Task description: Your task is to transcribe all of the data below exactly, omitting the images.

Exercise inputs:
====

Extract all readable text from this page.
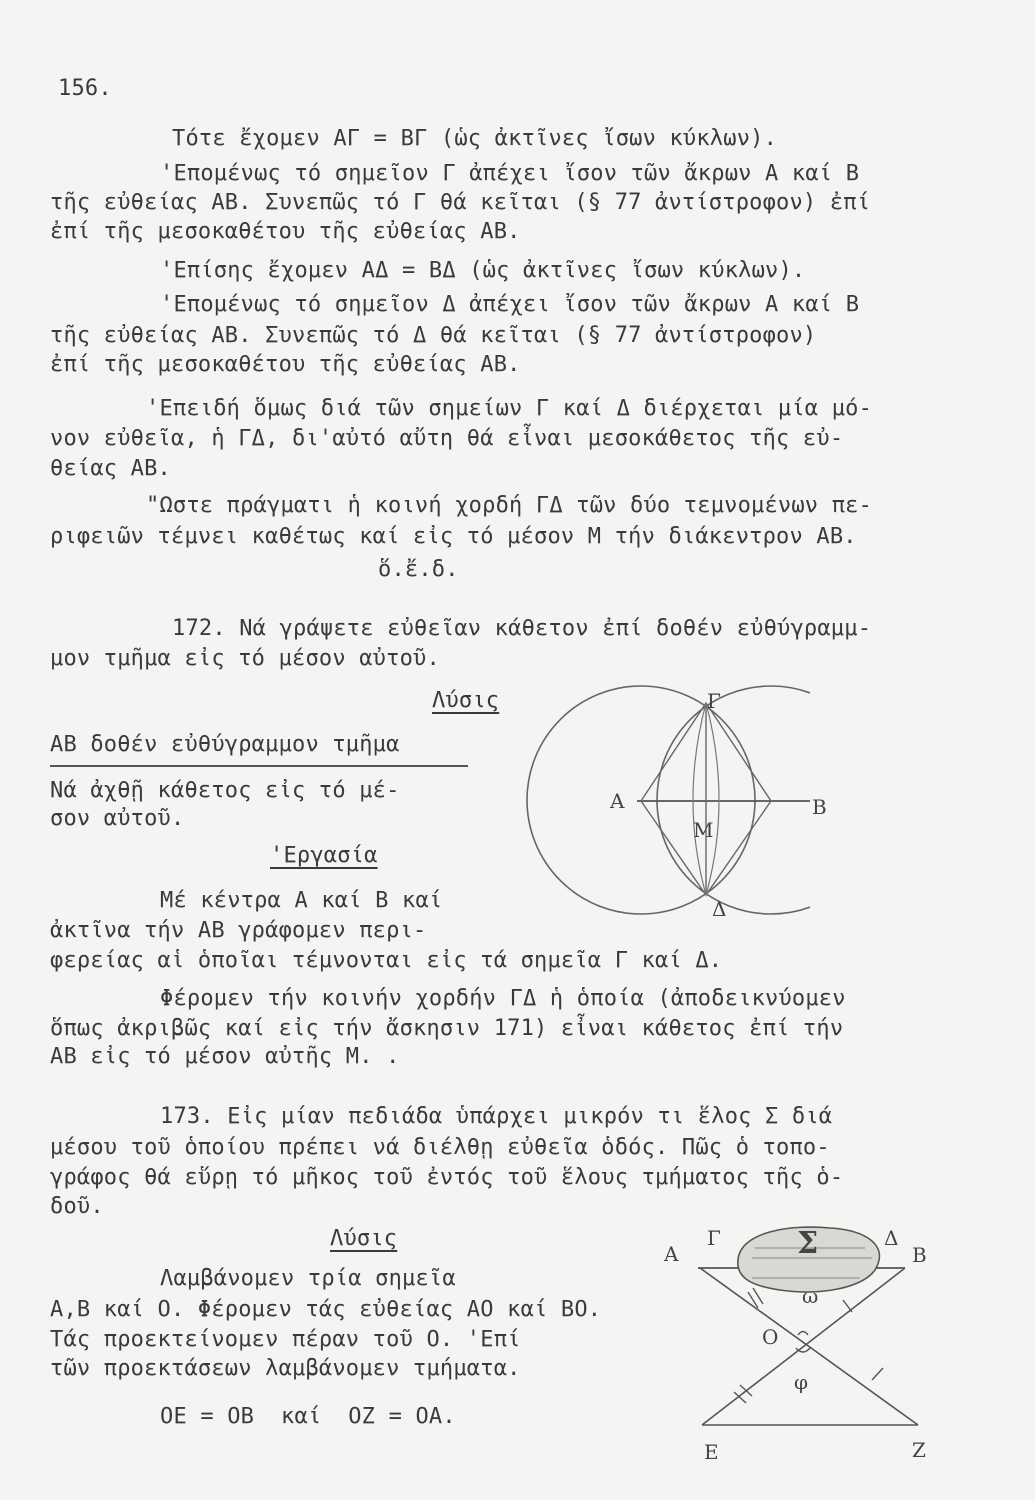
156.
Τότε ἔχομεν ΑΓ = ΒΓ (ὡς ἀκτῖνες ἴσων κύκλων).
'Επομένως τό σημεῖον Γ ἀπέχει ἴσον τῶν ἄκρων Α καί Β
τῆς εὐθείας ΑΒ. Συνεπῶς τό Γ θά κεῖται (§ 77 ἀντίστροφον) ἐπί
ἐπί τῆς μεσοκαθέτου τῆς εὐθείας ΑΒ.
'Επίσης ἔχομεν ΑΔ = ΒΔ (ὡς ἀκτῖνες ἴσων κύκλων).
'Επομένως τό σημεῖον Δ ἀπέχει ἴσον τῶν ἄκρων Α καί Β
τῆς εὐθείας ΑΒ. Συνεπῶς τό Δ θά κεῖται (§ 77 ἀντίστροφον)
ἐπί τῆς μεσοκαθέτου τῆς εὐθείας ΑΒ.
'Επειδή ὅμως διά τῶν σημείων Γ καί Δ διέρχεται μία μό-
νον εὐθεῖα, ἡ ΓΔ, δι'αὐτό αὔτη θά εἶναι μεσοκάθετος τῆς εὐ-
θείας ΑΒ.
"Ωστε πράγματι ἡ κοινή χορδή ΓΔ τῶν δύο τεμνομένων πε-
ριφειῶν τέμνει καθέτως καί εἰς τό μέσον Μ τήν διάκεντρον ΑΒ.
ὅ.ἔ.δ.
172. Νά γράψετε εὐθεῖαν κάθετον ἐπί δοθέν εὐθύγραμμ-
μον τμῆμα εἰς τό μέσον αὐτοῦ.
Λύσις
ΑΒ δοθέν εὐθύγραμμον τμῆμα
Νά ἀχθῇ κάθετος εἰς τό μέ-
σον αὐτοῦ.
'Εργασία
Μέ κέντρα Α καί Β καί
ἀκτῖνα τήν ΑΒ γράφομεν περι-
φερείας αἱ ὁποῖαι τέμνονται εἰς τά σημεῖα Γ καί Δ.
Φέρομεν τήν κοινήν χορδήν ΓΔ ἡ ὁποία (ἀποδεικνύομεν
ὅπως ἀκριβῶς καί εἰς τήν ἄσκησιν 171) εἶναι κάθετος ἐπί τήν
ΑΒ εἰς τό μέσον αὐτῆς Μ. .
173. Εἰς μίαν πεδιάδα ὑπάρχει μικρόν τι ἕλος Σ διά
μέσου τοῦ ὁποίου πρέπει νά διέλθῃ εὐθεῖα ὁδός. Πῶς ὁ τοπο-
γράφος θά εὕρῃ τό μῆκος τοῦ ἐντός τοῦ ἕλους τμήματος τῆς ὁ-
δοῦ.
Λύσις
Λαμβάνομεν τρία σημεῖα
Α,Β καί Ο. Φέρομεν τάς εὐθείας ΑΟ καί ΒΟ.
Τάς προεκτείνομεν πέραν τοῦ Ο. 'Επί
τῶν προεκτάσεων λαμβάνομεν τμήματα.
ΟΕ = ΟΒ  καί  ΟΖ = ΟΑ.
Γ
Α	Β
Μ
Δ
Α
Γ	Σ	Δ
Β
ω
Ο
φ
Ε	Ζ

====

The response:
Extract all readable text from this page.
156.
Τότε ἔχομεν ΑΓ = ΒΓ (ὡς ἀκτῖνες ἴσων κύκλων).
'Επομένως τό σημεῖον Γ ἀπέχει ἴσον τῶν ἄκρων Α καί Β
τῆς εὐθείας ΑΒ. Συνεπῶς τό Γ θά κεῖται (§ 77 ἀντίστροφον) ἐπί
ἐπί τῆς μεσοκαθέτου τῆς εὐθείας ΑΒ.
'Επίσης ἔχομεν ΑΔ = ΒΔ (ὡς ἀκτῖνες ἴσων κύκλων).
'Επομένως τό σημεῖον Δ ἀπέχει ἴσον τῶν ἄκρων Α καί Β
τῆς εὐθείας ΑΒ. Συνεπῶς τό Δ θά κεῖται (§ 77 ἀντίστροφον)
ἐπί τῆς μεσοκαθέτου τῆς εὐθείας ΑΒ.
'Επειδή ὅμως διά τῶν σημείων Γ καί Δ διέρχεται μία μό-
νον εὐθεῖα, ἡ ΓΔ, δι'αὐτό αὔτη θά εἶναι μεσοκάθετος τῆς εὐ-
θείας ΑΒ.
"Ωστε πράγματι ἡ κοινή χορδή ΓΔ τῶν δύο τεμνομένων πε-
ριφειῶν τέμνει καθέτως καί εἰς τό μέσον Μ τήν διάκεντρον ΑΒ.
ὅ.ἔ.δ.
172. Νά γράψετε εὐθεῖαν κάθετον ἐπί δοθέν εὐθύγραμμ-
μον τμῆμα εἰς τό μέσον αὐτοῦ.
Λύσις
ΑΒ δοθέν εὐθύγραμμον τμῆμα
Νά ἀχθῇ κάθετος εἰς τό μέ-
σον αὐτοῦ.
'Εργασία
Μέ κέντρα Α καί Β καί
ἀκτῖνα τήν ΑΒ γράφομεν περι-
φερείας αἱ ὁποῖαι τέμνονται εἰς τά σημεῖα Γ καί Δ.
Φέρομεν τήν κοινήν χορδήν ΓΔ ἡ ὁποία (ἀποδεικνύομεν
ὅπως ἀκριβῶς καί εἰς τήν ἄσκησιν 171) εἶναι κάθετος ἐπί τήν
ΑΒ εἰς τό μέσον αὐτῆς Μ. .
173. Εἰς μίαν πεδιάδα ὑπάρχει μικρόν τι ἕλος Σ διά
μέσου τοῦ ὁποίου πρέπει νά διέλθῃ εὐθεῖα ὁδός. Πῶς ὁ τοπο-
γράφος θά εὕρῃ τό μῆκος τοῦ ἐντός τοῦ ἕλους τμήματος τῆς ὁ-
δοῦ.
Λύσις
Λαμβάνομεν τρία σημεῖα
Α,Β καί Ο. Φέρομεν τάς εὐθείας ΑΟ καί ΒΟ.
Τάς προεκτείνομεν πέραν τοῦ Ο. 'Επί
τῶν προεκτάσεων λαμβάνομεν τμήματα.
ΟΕ = ΟΒ  καί  ΟΖ = ΟΑ.
Γ
Α	Β
Μ
Δ
Α
Γ	Σ	Δ
Β
ω
Ο
φ
Ε	Ζ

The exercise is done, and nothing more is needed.